EXERCISE TASK. Scan the records for the string "this"; copy each line where it occurs.

RAW RECORDS.
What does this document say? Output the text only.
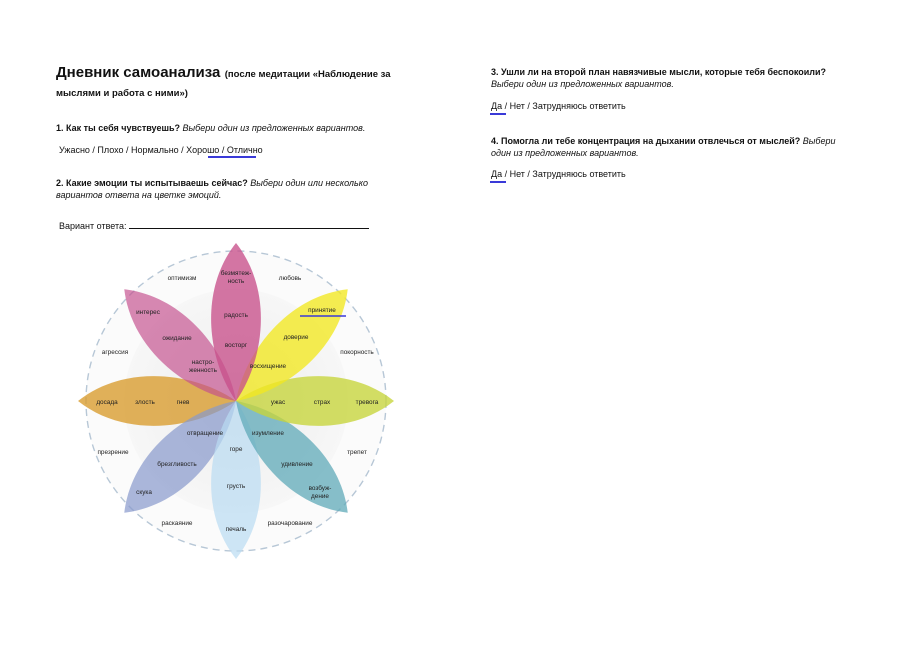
Дневник самоанализа (после медитации «Наблюдение за мыслями и работа с ними»)
1. Как ты себя чувствуешь? Выбери один из предложенных вариантов.
Ужасно / Плохо / Нормально / Хорошо / Отлично
2. Какие эмоции ты испытываешь сейчас? Выбери один или несколько вариантов ответа на цветке эмоций.
Вариант ответа:
3. Ушли ли на второй план навязчивые мысли, которые тебя беспокоили?
Выбери один из предложенных вариантов.
Да / Нет / Затрудняюсь ответить
4. Помогла ли тебе концентрация на дыхании отвлечься от мыслей? Выбери один из предложенных вариантов.
Да / Нет / Затрудняюсь ответить
оптимизм	любовь
покорность
трепет
разочарование
раскаяние
презрение
агрессия
безмятеж-
ность
радость
восторг
принятие
доверие
восхищение
тревога
страх
ужас
возбуж-
дение
удивление
изумление
печаль
грусть
горе
скука
брезгливость
отвращение
досада	злость	гнев
интерес
ожидание
настро-
женность
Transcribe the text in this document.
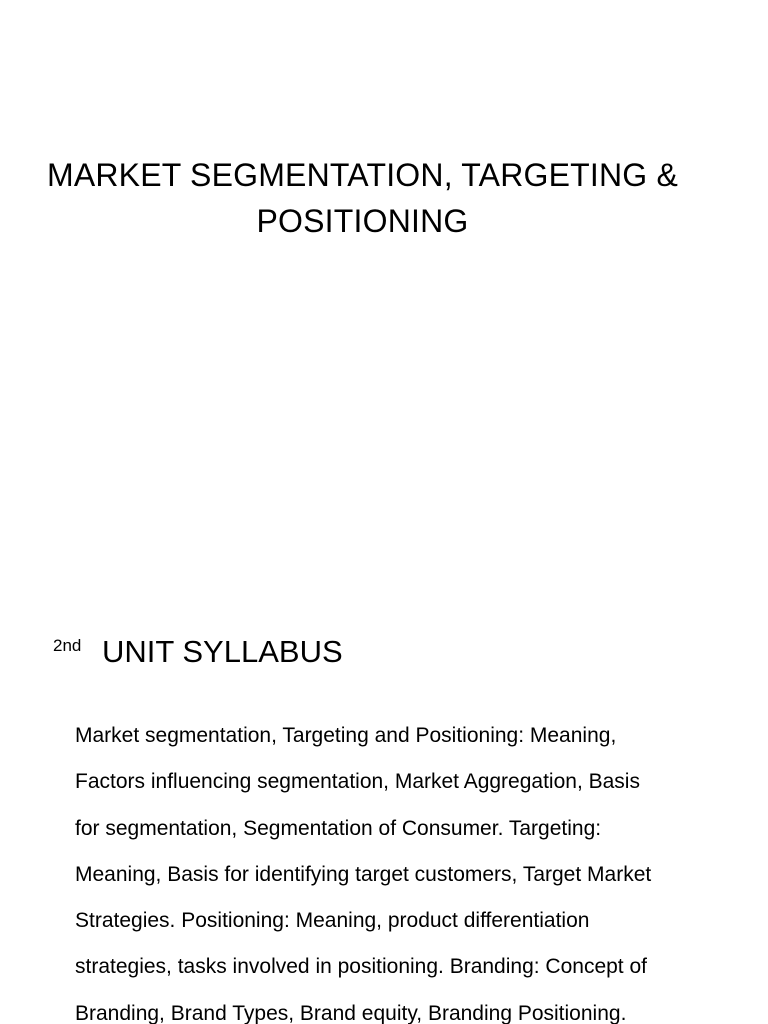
MARKET SEGMENTATION, TARGETING &
POSITIONING
2nd UNIT SYLLABUS
Market segmentation, Targeting and Positioning: Meaning,
Factors influencing segmentation, Market Aggregation, Basis
for segmentation, Segmentation of Consumer. Targeting:
Meaning, Basis for identifying target customers, Target Market
Strategies. Positioning: Meaning, product differentiation
strategies, tasks involved in positioning. Branding: Concept of
Branding, Brand Types, Brand equity, Branding Positioning.
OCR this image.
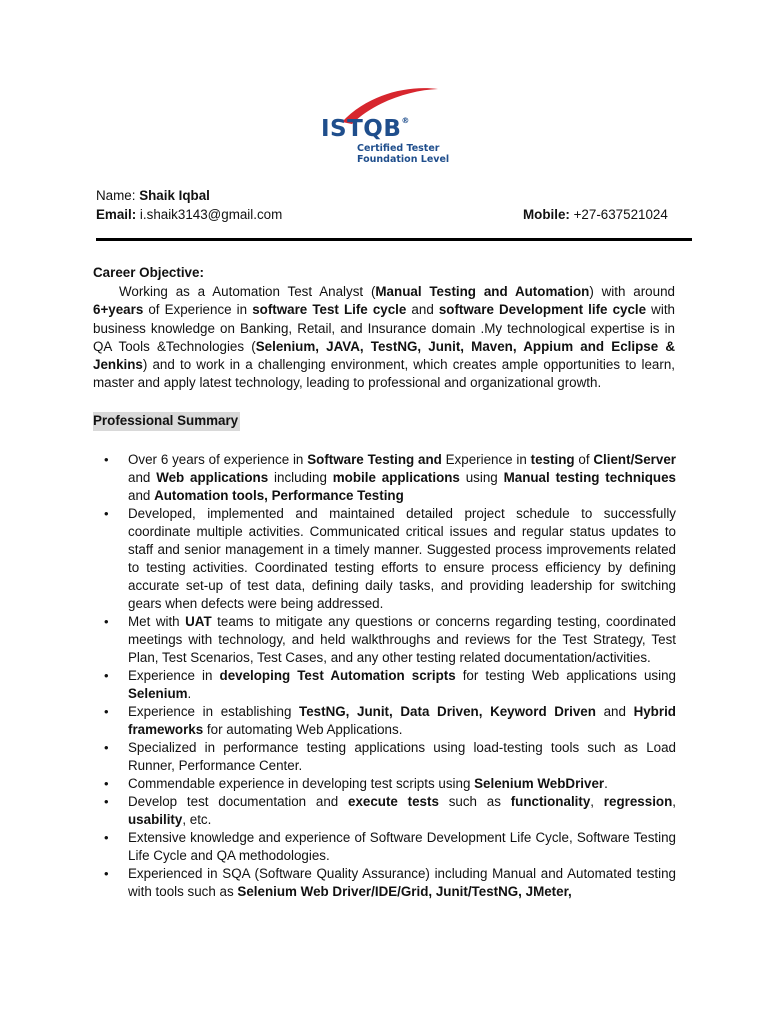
ISTQB®
Certified Tester
Foundation Level
Name: Shaik Iqbal
Email: i.shaik3143@gmail.com	Mobile: +27-637521024
Career Objective:
Working as a Automation Test Analyst (Manual Testing and Automation) with around 6+years of Experience in software Test Life cycle and software Development life cycle with business knowledge on Banking, Retail, and Insurance domain .My technological expertise is in QA Tools &Technologies (Selenium, JAVA, TestNG, Junit, Maven, Appium and Eclipse & Jenkins) and to work in a challenging environment, which creates ample opportunities to learn, master and apply latest technology, leading to professional and organizational growth.
Professional Summary
• Over 6 years of experience in Software Testing and Experience in testing of Client/Server and Web applications including mobile applications using Manual testing techniques and Automation tools, Performance Testing
• Developed, implemented and maintained detailed project schedule to successfully coordinate multiple activities. Communicated critical issues and regular status updates to staff and senior management in a timely manner. Suggested process improvements related to testing activities. Coordinated testing efforts to ensure process efficiency by defining accurate set-up of test data, defining daily tasks, and providing leadership for switching gears when defects were being addressed.
• Met with UAT teams to mitigate any questions or concerns regarding testing, coordinated meetings with technology, and held walkthroughs and reviews for the Test Strategy, Test Plan, Test Scenarios, Test Cases, and any other testing related documentation/activities.
• Experience in developing Test Automation scripts for testing Web applications using Selenium.
• Experience in establishing TestNG, Junit, Data Driven, Keyword Driven and Hybrid frameworks for automating Web Applications.
• Specialized in performance testing applications using load-testing tools such as Load Runner, Performance Center.
• Commendable experience in developing test scripts using Selenium WebDriver.
• Develop test documentation and execute tests such as functionality, regression, usability, etc.
• Extensive knowledge and experience of Software Development Life Cycle, Software Testing Life Cycle and QA methodologies.
• Experienced in SQA (Software Quality Assurance) including Manual and Automated testing with tools such as Selenium Web Driver/IDE/Grid, Junit/TestNG, JMeter,
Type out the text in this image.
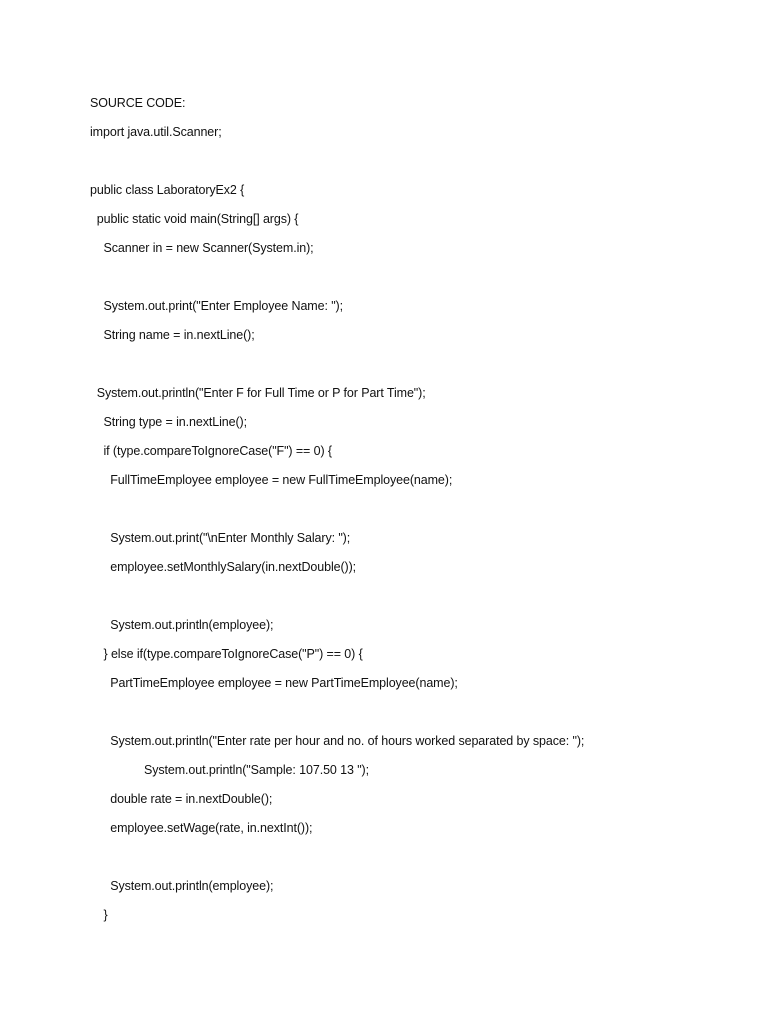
SOURCE CODE:
import java.util.Scanner;
public class LaboratoryEx2 {
public static void main(String[] args) {
Scanner in = new Scanner(System.in);
System.out.print("Enter Employee Name: ");
String name = in.nextLine();
System.out.println("Enter F for Full Time or P for Part Time");
String type = in.nextLine();
if (type.compareToIgnoreCase("F") == 0) {
FullTimeEmployee employee = new FullTimeEmployee(name);
System.out.print("\nEnter Monthly Salary: ");
employee.setMonthlySalary(in.nextDouble());
System.out.println(employee);
} else if(type.compareToIgnoreCase("P") == 0) {
PartTimeEmployee employee = new PartTimeEmployee(name);
System.out.println("Enter rate per hour and no. of hours worked separated by space: ");
System.out.println("Sample: 107.50 13 ");
double rate = in.nextDouble();
employee.setWage(rate, in.nextInt());
System.out.println(employee);
}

FULL OUTPUT.
What does this document say? Output the text only.
Transcribe the text in this document.
OCR this image.
Type out the text in this image.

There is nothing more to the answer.